### Dataset records on visual material:
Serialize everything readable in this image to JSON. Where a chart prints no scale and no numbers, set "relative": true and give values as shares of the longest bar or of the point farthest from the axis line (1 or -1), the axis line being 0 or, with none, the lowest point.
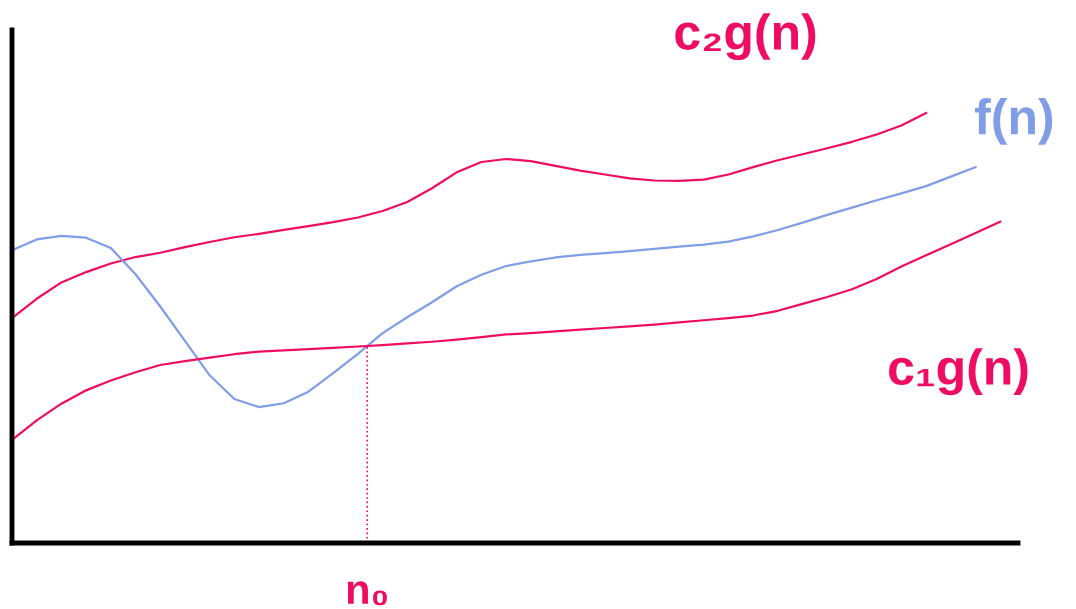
{
  "chart_data": {
    "type": "line",
    "relative": true,
    "marker": "none",
    "line_style": "solid",
    "categories": [
      null,
      null,
      null,
      null,
      null,
      null,
      null,
      null,
      null,
      null,
      null,
      null,
      null,
      null,
      null,
      null,
      null,
      null,
      null,
      null,
      null,
      null,
      null,
      null,
      null,
      null,
      null,
      null,
      null,
      null,
      null,
      null,
      null,
      null,
      null,
      null,
      null,
      null,
      null,
      null,
      null
    ],
    "series": [
      {
        "name": "c₂g(n)",
        "color": "#ee0d62",
        "values": [
          0.523,
          0.568,
          0.606,
          0.63,
          0.65,
          0.665,
          0.675,
          0.688,
          0.7,
          0.711,
          0.719,
          0.728,
          0.737,
          0.746,
          0.757,
          0.772,
          0.793,
          0.825,
          0.862,
          0.886,
          0.893,
          0.888,
          0.877,
          0.866,
          0.857,
          0.848,
          0.843,
          0.842,
          0.845,
          0.857,
          0.874,
          0.89,
          0.904,
          0.918,
          0.933,
          0.95,
          0.971,
          1.0,
          null,
          null,
          null
        ]
      },
      {
        "name": "f(n)",
        "color": "#7f9ee6",
        "values": [
          0.681,
          0.706,
          0.714,
          0.71,
          0.686,
          0.625,
          0.55,
          0.47,
          0.39,
          0.335,
          0.316,
          0.325,
          0.352,
          0.395,
          0.44,
          0.488,
          0.525,
          0.56,
          0.597,
          0.624,
          0.644,
          0.655,
          0.664,
          0.67,
          0.674,
          0.679,
          0.684,
          0.689,
          0.694,
          0.701,
          0.713,
          0.728,
          0.745,
          0.763,
          0.78,
          0.797,
          0.813,
          0.83,
          0.852,
          0.874,
          null
        ]
      },
      {
        "name": "c₁g(n)",
        "color": "#ee0d62",
        "values": [
          0.24,
          0.285,
          0.324,
          0.355,
          0.378,
          0.397,
          0.414,
          0.423,
          0.431,
          0.439,
          0.445,
          0.448,
          0.451,
          0.454,
          0.457,
          0.46,
          0.464,
          0.468,
          0.473,
          0.479,
          0.485,
          0.488,
          0.492,
          0.496,
          0.5,
          0.504,
          0.508,
          0.513,
          0.518,
          0.523,
          0.529,
          0.54,
          0.556,
          0.572,
          0.59,
          0.614,
          0.643,
          0.669,
          0.695,
          0.721,
          0.747
        ]
      }
    ],
    "annotations": [
      "n₀"
    ]
  }
}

### EXERCISE BRIEF:
Omit every picture, then repeat the remaining data exactly as it appears above.

### EXERCISE SOLUTION:
Serialize everything readable in this image to JSON. Where a chart prints no scale and no numbers, set "relative": true and give values as shares of the longest bar or of the point farthest from the axis line (1 or -1), the axis line being 0 or, with none, the lowest point.
{
  "chart_data": {
    "type": "line",
    "relative": true,
    "marker": "none",
    "line_style": "solid",
    "categories": [
      null,
      null,
      null,
      null,
      null,
      null,
      null,
      null,
      null,
      null,
      null,
      null,
      null,
      null,
      null,
      null,
      null,
      null,
      null,
      null,
      null,
      null,
      null,
      null,
      null,
      null,
      null,
      null,
      null,
      null,
      null,
      null,
      null,
      null,
      null,
      null,
      null,
      null,
      null,
      null,
      null
    ],
    "series": [
      {
        "name": "c₂g(n)",
        "color": "#ee0d62",
        "values": [
          0.523,
          0.568,
          0.606,
          0.63,
          0.65,
          0.665,
          0.675,
          0.688,
          0.7,
          0.711,
          0.719,
          0.728,
          0.737,
          0.746,
          0.757,
          0.772,
          0.793,
          0.825,
          0.862,
          0.886,
          0.893,
          0.888,
          0.877,
          0.866,
          0.857,
          0.848,
          0.843,
          0.842,
          0.845,
          0.857,
          0.874,
          0.89,
          0.904,
          0.918,
          0.933,
          0.95,
          0.971,
          1.0,
          null,
          null,
          null
        ]
      },
      {
        "name": "f(n)",
        "color": "#7f9ee6",
        "values": [
          0.681,
          0.706,
          0.714,
          0.71,
          0.686,
          0.625,
          0.55,
          0.47,
          0.39,
          0.335,
          0.316,
          0.325,
          0.352,
          0.395,
          0.44,
          0.488,
          0.525,
          0.56,
          0.597,
          0.624,
          0.644,
          0.655,
          0.664,
          0.67,
          0.674,
          0.679,
          0.684,
          0.689,
          0.694,
          0.701,
          0.713,
          0.728,
          0.745,
          0.763,
          0.78,
          0.797,
          0.813,
          0.83,
          0.852,
          0.874,
          null
        ]
      },
      {
        "name": "c₁g(n)",
        "color": "#ee0d62",
        "values": [
          0.24,
          0.285,
          0.324,
          0.355,
          0.378,
          0.397,
          0.414,
          0.423,
          0.431,
          0.439,
          0.445,
          0.448,
          0.451,
          0.454,
          0.457,
          0.46,
          0.464,
          0.468,
          0.473,
          0.479,
          0.485,
          0.488,
          0.492,
          0.496,
          0.5,
          0.504,
          0.508,
          0.513,
          0.518,
          0.523,
          0.529,
          0.54,
          0.556,
          0.572,
          0.59,
          0.614,
          0.643,
          0.669,
          0.695,
          0.721,
          0.747
        ]
      }
    ],
    "annotations": [
      "n₀"
    ]
  }
}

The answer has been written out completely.